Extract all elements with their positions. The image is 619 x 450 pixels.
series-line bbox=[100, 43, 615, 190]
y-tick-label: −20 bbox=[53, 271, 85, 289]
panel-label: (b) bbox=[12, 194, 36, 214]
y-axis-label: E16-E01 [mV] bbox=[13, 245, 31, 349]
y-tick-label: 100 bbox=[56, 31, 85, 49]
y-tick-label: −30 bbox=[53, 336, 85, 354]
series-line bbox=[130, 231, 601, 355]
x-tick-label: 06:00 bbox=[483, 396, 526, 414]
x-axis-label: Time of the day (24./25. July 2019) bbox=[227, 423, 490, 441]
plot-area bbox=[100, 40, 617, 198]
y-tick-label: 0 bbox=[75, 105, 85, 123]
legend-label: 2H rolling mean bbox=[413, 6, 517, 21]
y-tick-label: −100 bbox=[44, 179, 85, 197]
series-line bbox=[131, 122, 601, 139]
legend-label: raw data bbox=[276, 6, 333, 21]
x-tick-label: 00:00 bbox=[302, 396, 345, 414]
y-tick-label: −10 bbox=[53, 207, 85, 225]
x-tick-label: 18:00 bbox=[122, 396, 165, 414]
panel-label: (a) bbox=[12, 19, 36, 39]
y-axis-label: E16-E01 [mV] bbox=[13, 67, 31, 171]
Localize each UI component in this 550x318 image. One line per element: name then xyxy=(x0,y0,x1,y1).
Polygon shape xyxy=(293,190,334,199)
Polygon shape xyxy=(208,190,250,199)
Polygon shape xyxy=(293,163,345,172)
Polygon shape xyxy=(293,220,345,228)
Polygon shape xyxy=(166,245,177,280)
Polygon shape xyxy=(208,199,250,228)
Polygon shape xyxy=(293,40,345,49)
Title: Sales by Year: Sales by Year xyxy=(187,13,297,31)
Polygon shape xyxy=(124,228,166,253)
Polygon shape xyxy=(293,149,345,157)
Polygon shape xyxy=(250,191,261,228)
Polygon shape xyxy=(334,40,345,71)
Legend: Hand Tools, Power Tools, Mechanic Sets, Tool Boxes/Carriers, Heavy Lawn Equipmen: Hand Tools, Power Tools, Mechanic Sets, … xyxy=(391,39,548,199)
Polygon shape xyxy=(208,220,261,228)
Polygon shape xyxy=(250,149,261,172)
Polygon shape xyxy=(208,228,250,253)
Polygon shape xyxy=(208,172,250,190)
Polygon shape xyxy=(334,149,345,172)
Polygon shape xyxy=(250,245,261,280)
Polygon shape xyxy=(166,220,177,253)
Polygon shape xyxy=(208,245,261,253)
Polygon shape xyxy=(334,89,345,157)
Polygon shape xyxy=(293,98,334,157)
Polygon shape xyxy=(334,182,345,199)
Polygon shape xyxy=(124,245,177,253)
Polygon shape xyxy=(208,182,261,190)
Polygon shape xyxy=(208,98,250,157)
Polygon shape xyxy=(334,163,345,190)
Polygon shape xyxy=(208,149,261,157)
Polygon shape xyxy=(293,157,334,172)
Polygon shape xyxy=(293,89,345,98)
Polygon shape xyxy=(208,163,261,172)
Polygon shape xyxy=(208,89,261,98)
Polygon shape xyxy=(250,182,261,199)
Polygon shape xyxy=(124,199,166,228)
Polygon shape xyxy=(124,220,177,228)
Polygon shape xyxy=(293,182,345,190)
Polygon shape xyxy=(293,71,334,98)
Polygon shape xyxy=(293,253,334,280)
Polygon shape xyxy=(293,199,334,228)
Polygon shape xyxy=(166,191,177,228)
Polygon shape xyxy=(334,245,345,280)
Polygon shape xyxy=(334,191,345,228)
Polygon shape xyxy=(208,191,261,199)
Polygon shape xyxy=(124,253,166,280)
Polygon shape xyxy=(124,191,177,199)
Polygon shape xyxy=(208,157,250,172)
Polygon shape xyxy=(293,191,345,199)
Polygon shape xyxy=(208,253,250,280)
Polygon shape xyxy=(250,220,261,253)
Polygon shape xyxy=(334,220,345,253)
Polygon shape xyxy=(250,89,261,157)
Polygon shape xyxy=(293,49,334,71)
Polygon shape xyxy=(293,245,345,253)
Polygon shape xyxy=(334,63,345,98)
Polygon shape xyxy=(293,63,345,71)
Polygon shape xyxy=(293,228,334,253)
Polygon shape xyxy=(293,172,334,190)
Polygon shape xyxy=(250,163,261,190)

* [WHAT YOU ARE ASKED TO DO]: Transcribe the records above from the first line through the line containing "Polygon shape xyxy=(250,149,261,172)", including that line.

* [EXERCISE RESPONSE]:
Extract all elements with their positions. The image is 619 x 450 pixels.
series-line bbox=[100, 43, 615, 190]
y-tick-label: −20 bbox=[53, 271, 85, 289]
panel-label: (b) bbox=[12, 194, 36, 214]
y-axis-label: E16-E01 [mV] bbox=[13, 245, 31, 349]
y-tick-label: 100 bbox=[56, 31, 85, 49]
y-tick-label: −30 bbox=[53, 336, 85, 354]
series-line bbox=[130, 231, 601, 355]
x-tick-label: 06:00 bbox=[483, 396, 526, 414]
x-axis-label: Time of the day (24./25. July 2019) bbox=[227, 423, 490, 441]
plot-area bbox=[100, 40, 617, 198]
y-tick-label: 0 bbox=[75, 105, 85, 123]
legend-label: 2H rolling mean bbox=[413, 6, 517, 21]
y-tick-label: −100 bbox=[44, 179, 85, 197]
series-line bbox=[131, 122, 601, 139]
legend-label: raw data bbox=[276, 6, 333, 21]
x-tick-label: 00:00 bbox=[302, 396, 345, 414]
y-tick-label: −10 bbox=[53, 207, 85, 225]
x-tick-label: 18:00 bbox=[122, 396, 165, 414]
panel-label: (a) bbox=[12, 19, 36, 39]
y-axis-label: E16-E01 [mV] bbox=[13, 67, 31, 171]
Localize each UI component in this 550x318 image. One line per element: name then xyxy=(x0,y0,x1,y1).
Polygon shape xyxy=(293,190,334,199)
Polygon shape xyxy=(208,190,250,199)
Polygon shape xyxy=(293,163,345,172)
Polygon shape xyxy=(293,220,345,228)
Polygon shape xyxy=(166,245,177,280)
Polygon shape xyxy=(208,199,250,228)
Polygon shape xyxy=(293,40,345,49)
Title: Sales by Year: Sales by Year xyxy=(187,13,297,31)
Polygon shape xyxy=(124,228,166,253)
Polygon shape xyxy=(293,149,345,157)
Polygon shape xyxy=(250,191,261,228)
Polygon shape xyxy=(334,40,345,71)
Legend: Hand Tools, Power Tools, Mechanic Sets, Tool Boxes/Carriers, Heavy Lawn Equipmen: Hand Tools, Power Tools, Mechanic Sets, … xyxy=(391,39,548,199)
Polygon shape xyxy=(208,220,261,228)
Polygon shape xyxy=(250,149,261,172)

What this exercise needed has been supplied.